**Instructions to follow**
Repeat the data verbatim.
*** Supplied entries
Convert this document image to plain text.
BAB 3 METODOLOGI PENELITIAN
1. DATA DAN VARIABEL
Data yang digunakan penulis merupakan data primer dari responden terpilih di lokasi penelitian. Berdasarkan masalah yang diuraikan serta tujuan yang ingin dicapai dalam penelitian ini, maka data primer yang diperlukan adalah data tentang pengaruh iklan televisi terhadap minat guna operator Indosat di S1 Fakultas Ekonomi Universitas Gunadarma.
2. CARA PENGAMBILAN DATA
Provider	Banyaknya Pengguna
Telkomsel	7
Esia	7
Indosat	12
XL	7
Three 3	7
******
**Solution below**
Convert this document image to plain text.
BAB 3 METODOLOGI PENELITIAN
1. DATA DAN VARIABEL
Data yang digunakan penulis merupakan data primer dari responden terpilih di lokasi penelitian. Berdasarkan masalah yang diuraikan serta tujuan yang ingin dicapai dalam penelitian ini, maka data primer yang diperlukan adalah data tentang pengaruh iklan televisi terhadap minat guna operator Indosat di S1 Fakultas Ekonomi Universitas Gunadarma.
2. CARA PENGAMBILAN DATA
Provider	Banyaknya Pengguna
Telkomsel	7
Esia	7
Indosat	12
XL	7
Three 3	7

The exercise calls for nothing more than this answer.